--- THE TASK ---
What follows is a block of records; restate each one word for word.

--- RECORD LIST ---
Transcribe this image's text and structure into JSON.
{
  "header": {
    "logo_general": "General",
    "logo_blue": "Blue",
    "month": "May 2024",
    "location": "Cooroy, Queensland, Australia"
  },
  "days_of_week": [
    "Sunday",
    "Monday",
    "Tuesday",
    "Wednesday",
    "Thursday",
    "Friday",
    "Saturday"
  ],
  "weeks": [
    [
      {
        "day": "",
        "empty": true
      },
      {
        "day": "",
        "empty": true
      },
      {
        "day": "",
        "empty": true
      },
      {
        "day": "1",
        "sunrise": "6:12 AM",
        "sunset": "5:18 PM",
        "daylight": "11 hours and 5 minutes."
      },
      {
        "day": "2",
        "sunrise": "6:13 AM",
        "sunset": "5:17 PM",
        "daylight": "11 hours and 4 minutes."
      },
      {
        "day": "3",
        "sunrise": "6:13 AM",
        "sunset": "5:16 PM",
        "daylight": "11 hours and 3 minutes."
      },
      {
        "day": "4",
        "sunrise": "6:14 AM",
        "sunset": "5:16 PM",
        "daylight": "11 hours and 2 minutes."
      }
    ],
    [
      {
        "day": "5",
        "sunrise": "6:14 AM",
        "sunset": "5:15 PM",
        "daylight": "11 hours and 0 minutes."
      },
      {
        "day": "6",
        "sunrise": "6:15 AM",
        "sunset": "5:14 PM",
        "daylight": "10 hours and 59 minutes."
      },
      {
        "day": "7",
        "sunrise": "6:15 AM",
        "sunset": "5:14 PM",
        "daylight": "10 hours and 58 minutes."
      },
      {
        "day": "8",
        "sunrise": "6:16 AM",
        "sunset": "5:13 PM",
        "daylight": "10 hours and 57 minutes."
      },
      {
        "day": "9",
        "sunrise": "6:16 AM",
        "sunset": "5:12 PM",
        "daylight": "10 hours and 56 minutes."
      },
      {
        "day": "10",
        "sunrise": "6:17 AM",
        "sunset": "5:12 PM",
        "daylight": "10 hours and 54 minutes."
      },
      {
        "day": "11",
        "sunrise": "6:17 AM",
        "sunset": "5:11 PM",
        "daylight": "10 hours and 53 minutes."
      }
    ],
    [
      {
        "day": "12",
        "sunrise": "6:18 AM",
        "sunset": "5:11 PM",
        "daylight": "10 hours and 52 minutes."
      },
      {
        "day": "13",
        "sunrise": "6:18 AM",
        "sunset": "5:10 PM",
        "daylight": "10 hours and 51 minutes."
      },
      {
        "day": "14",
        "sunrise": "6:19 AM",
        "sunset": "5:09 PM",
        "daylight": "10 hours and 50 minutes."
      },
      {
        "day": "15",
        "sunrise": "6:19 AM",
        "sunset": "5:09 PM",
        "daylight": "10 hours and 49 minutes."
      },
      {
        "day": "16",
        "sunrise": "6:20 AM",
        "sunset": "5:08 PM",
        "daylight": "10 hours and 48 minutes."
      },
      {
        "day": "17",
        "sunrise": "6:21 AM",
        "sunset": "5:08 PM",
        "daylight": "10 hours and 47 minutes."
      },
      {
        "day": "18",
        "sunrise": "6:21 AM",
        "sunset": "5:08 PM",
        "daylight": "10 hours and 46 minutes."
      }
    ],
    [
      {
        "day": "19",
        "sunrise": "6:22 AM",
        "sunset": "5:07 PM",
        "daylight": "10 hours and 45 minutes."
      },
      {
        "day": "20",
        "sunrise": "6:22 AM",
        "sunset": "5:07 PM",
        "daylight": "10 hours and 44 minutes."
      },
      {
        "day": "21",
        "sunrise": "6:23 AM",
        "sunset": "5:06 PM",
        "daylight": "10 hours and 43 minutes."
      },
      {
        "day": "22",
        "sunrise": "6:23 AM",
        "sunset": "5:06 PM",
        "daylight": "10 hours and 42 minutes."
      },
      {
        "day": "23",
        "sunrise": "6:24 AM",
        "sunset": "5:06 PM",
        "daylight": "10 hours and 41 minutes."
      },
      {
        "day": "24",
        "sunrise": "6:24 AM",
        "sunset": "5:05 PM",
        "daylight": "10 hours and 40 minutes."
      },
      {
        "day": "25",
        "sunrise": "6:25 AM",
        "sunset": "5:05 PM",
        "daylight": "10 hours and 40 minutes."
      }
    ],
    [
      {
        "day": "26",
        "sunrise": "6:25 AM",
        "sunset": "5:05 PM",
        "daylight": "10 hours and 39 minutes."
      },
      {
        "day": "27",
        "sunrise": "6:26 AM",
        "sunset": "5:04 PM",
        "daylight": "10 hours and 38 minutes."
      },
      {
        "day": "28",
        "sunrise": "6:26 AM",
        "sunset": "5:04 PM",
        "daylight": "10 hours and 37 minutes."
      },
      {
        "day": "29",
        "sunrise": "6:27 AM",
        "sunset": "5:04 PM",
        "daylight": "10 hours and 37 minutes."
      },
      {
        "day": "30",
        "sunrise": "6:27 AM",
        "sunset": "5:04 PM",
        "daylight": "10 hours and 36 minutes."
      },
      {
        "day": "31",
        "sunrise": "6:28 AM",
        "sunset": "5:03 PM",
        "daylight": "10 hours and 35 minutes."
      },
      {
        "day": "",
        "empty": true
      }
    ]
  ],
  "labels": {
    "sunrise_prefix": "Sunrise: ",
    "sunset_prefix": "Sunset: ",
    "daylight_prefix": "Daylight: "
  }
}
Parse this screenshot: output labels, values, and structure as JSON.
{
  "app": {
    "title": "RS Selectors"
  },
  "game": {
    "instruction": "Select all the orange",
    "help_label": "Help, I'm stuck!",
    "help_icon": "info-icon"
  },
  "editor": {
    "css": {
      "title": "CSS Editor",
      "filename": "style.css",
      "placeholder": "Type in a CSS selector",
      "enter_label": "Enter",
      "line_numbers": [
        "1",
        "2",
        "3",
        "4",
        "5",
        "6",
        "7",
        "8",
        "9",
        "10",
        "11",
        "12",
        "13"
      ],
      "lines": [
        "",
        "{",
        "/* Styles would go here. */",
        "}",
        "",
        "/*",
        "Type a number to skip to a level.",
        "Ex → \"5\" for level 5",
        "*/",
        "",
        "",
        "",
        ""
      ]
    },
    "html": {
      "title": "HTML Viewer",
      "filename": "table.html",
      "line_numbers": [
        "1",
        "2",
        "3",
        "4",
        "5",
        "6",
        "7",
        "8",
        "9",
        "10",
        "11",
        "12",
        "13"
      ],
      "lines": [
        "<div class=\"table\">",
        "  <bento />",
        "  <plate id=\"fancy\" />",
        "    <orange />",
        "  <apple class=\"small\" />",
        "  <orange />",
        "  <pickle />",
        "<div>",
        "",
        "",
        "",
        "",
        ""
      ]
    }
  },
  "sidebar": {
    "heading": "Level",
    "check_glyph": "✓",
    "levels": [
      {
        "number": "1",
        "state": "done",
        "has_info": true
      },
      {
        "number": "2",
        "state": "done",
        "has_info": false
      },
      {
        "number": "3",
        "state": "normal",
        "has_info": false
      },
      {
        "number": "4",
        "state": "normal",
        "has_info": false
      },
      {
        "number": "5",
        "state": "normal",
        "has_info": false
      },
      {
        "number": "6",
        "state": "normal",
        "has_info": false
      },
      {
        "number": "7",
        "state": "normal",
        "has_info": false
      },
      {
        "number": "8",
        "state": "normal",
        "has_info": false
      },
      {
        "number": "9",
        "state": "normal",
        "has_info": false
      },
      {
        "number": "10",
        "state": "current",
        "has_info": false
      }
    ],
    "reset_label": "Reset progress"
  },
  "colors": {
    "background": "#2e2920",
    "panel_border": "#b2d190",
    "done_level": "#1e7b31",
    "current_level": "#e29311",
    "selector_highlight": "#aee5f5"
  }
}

--- WRITTEN RESPONSE ---
Transcribe this image's text and structure into JSON.
{
  "header": {
    "logo_general": "General",
    "logo_blue": "Blue",
    "month": "May 2024",
    "location": "Cooroy, Queensland, Australia"
  },
  "days_of_week": [
    "Sunday",
    "Monday",
    "Tuesday",
    "Wednesday",
    "Thursday",
    "Friday",
    "Saturday"
  ],
  "weeks": [
    [
      {
        "day": "",
        "empty": true
      },
      {
        "day": "",
        "empty": true
      },
      {
        "day": "",
        "empty": true
      },
      {
        "day": "1",
        "sunrise": "6:12 AM",
        "sunset": "5:18 PM",
        "daylight": "11 hours and 5 minutes."
      },
      {
        "day": "2",
        "sunrise": "6:13 AM",
        "sunset": "5:17 PM",
        "daylight": "11 hours and 4 minutes."
      },
      {
        "day": "3",
        "sunrise": "6:13 AM",
        "sunset": "5:16 PM",
        "daylight": "11 hours and 3 minutes."
      },
      {
        "day": "4",
        "sunrise": "6:14 AM",
        "sunset": "5:16 PM",
        "daylight": "11 hours and 2 minutes."
      }
    ],
    [
      {
        "day": "5",
        "sunrise": "6:14 AM",
        "sunset": "5:15 PM",
        "daylight": "11 hours and 0 minutes."
      },
      {
        "day": "6",
        "sunrise": "6:15 AM",
        "sunset": "5:14 PM",
        "daylight": "10 hours and 59 minutes."
      },
      {
        "day": "7",
        "sunrise": "6:15 AM",
        "sunset": "5:14 PM",
        "daylight": "10 hours and 58 minutes."
      },
      {
        "day": "8",
        "sunrise": "6:16 AM",
        "sunset": "5:13 PM",
        "daylight": "10 hours and 57 minutes."
      },
      {
        "day": "9",
        "sunrise": "6:16 AM",
        "sunset": "5:12 PM",
        "daylight": "10 hours and 56 minutes."
      },
      {
        "day": "10",
        "sunrise": "6:17 AM",
        "sunset": "5:12 PM",
        "daylight": "10 hours and 54 minutes."
      },
      {
        "day": "11",
        "sunrise": "6:17 AM",
        "sunset": "5:11 PM",
        "daylight": "10 hours and 53 minutes."
      }
    ],
    [
      {
        "day": "12",
        "sunrise": "6:18 AM",
        "sunset": "5:11 PM",
        "daylight": "10 hours and 52 minutes."
      },
      {
        "day": "13",
        "sunrise": "6:18 AM",
        "sunset": "5:10 PM",
        "daylight": "10 hours and 51 minutes."
      },
      {
        "day": "14",
        "sunrise": "6:19 AM",
        "sunset": "5:09 PM",
        "daylight": "10 hours and 50 minutes."
      },
      {
        "day": "15",
        "sunrise": "6:19 AM",
        "sunset": "5:09 PM",
        "daylight": "10 hours and 49 minutes."
      },
      {
        "day": "16",
        "sunrise": "6:20 AM",
        "sunset": "5:08 PM",
        "daylight": "10 hours and 48 minutes."
      },
      {
        "day": "17",
        "sunrise": "6:21 AM",
        "sunset": "5:08 PM",
        "daylight": "10 hours and 47 minutes."
      },
      {
        "day": "18",
        "sunrise": "6:21 AM",
        "sunset": "5:08 PM",
        "daylight": "10 hours and 46 minutes."
      }
    ],
    [
      {
        "day": "19",
        "sunrise": "6:22 AM",
        "sunset": "5:07 PM",
        "daylight": "10 hours and 45 minutes."
      },
      {
        "day": "20",
        "sunrise": "6:22 AM",
        "sunset": "5:07 PM",
        "daylight": "10 hours and 44 minutes."
      },
      {
        "day": "21",
        "sunrise": "6:23 AM",
        "sunset": "5:06 PM",
        "daylight": "10 hours and 43 minutes."
      },
      {
        "day": "22",
        "sunrise": "6:23 AM",
        "sunset": "5:06 PM",
        "daylight": "10 hours and 42 minutes."
      },
      {
        "day": "23",
        "sunrise": "6:24 AM",
        "sunset": "5:06 PM",
        "daylight": "10 hours and 41 minutes."
      },
      {
        "day": "24",
        "sunrise": "6:24 AM",
        "sunset": "5:05 PM",
        "daylight": "10 hours and 40 minutes."
      },
      {
        "day": "25",
        "sunrise": "6:25 AM",
        "sunset": "5:05 PM",
        "daylight": "10 hours and 40 minutes."
      }
    ],
    [
      {
        "day": "26",
        "sunrise": "6:25 AM",
        "sunset": "5:05 PM",
        "daylight": "10 hours and 39 minutes."
      },
      {
        "day": "27",
        "sunrise": "6:26 AM",
        "sunset": "5:04 PM",
        "daylight": "10 hours and 38 minutes."
      },
      {
        "day": "28",
        "sunrise": "6:26 AM",
        "sunset": "5:04 PM",
        "daylight": "10 hours and 37 minutes."
      },
      {
        "day": "29",
        "sunrise": "6:27 AM",
        "sunset": "5:04 PM",
        "daylight": "10 hours and 37 minutes."
      },
      {
        "day": "30",
        "sunrise": "6:27 AM",
        "sunset": "5:04 PM",
        "daylight": "10 hours and 36 minutes."
      },
      {
        "day": "31",
        "sunrise": "6:28 AM",
        "sunset": "5:03 PM",
        "daylight": "10 hours and 35 minutes."
      },
      {
        "day": "",
        "empty": true
      }
    ]
  ],
  "labels": {
    "sunrise_prefix": "Sunrise: ",
    "sunset_prefix": "Sunset: ",
    "daylight_prefix": "Daylight: "
  }
}
Parse this screenshot: output labels, values, and structure as JSON.
{
  "app": {
    "title": "RS Selectors"
  },
  "game": {
    "instruction": "Select all the orange",
    "help_label": "Help, I'm stuck!",
    "help_icon": "info-icon"
  },
  "editor": {
    "css": {
      "title": "CSS Editor",
      "filename": "style.css",
      "placeholder": "Type in a CSS selector",
      "enter_label": "Enter",
      "line_numbers": [
        "1",
        "2",
        "3",
        "4",
        "5",
        "6",
        "7",
        "8",
        "9",
        "10",
        "11",
        "12",
        "13"
      ],
      "lines": [
        "",
        "{",
        "/* Styles would go here. */",
        "}",
        "",
        "/*",
        "Type a number to skip to a level.",
        "Ex → \"5\" for level 5",
        "*/",
        "",
        "",
        "",
        ""
      ]
    },
    "html": {
      "title": "HTML Viewer",
      "filename": "table.html",
      "line_numbers": [
        "1",
        "2",
        "3",
        "4",
        "5",
        "6",
        "7",
        "8",
        "9",
        "10",
        "11",
        "12",
        "13"
      ],
      "lines": [
        "<div class=\"table\">",
        "  <bento />",
        "  <plate id=\"fancy\" />",
        "    <orange />",
        "  <apple class=\"small\" />",
        "  <orange />",
        "  <pickle />",
        "<div>",
        "",
        "",
        "",
        "",
        ""
      ]
    }
  },
  "sidebar": {
    "heading": "Level",
    "check_glyph": "✓",
    "levels": [
      {
        "number": "1",
        "state": "done",
        "has_info": true
      },
      {
        "number": "2",
        "state": "done",
        "has_info": false
      },
      {
        "number": "3",
        "state": "normal",
        "has_info": false
      },
      {
        "number": "4",
        "state": "normal",
        "has_info": false
      },
      {
        "number": "5",
        "state": "normal",
        "has_info": false
      },
      {
        "number": "6",
        "state": "normal",
        "has_info": false
      },
      {
        "number": "7",
        "state": "normal",
        "has_info": false
      },
      {
        "number": "8",
        "state": "normal",
        "has_info": false
      },
      {
        "number": "9",
        "state": "normal",
        "has_info": false
      },
      {
        "number": "10",
        "state": "current",
        "has_info": false
      }
    ],
    "reset_label": "Reset progress"
  },
  "colors": {
    "background": "#2e2920",
    "panel_border": "#b2d190",
    "done_level": "#1e7b31",
    "current_level": "#e29311",
    "selector_highlight": "#aee5f5"
  }
}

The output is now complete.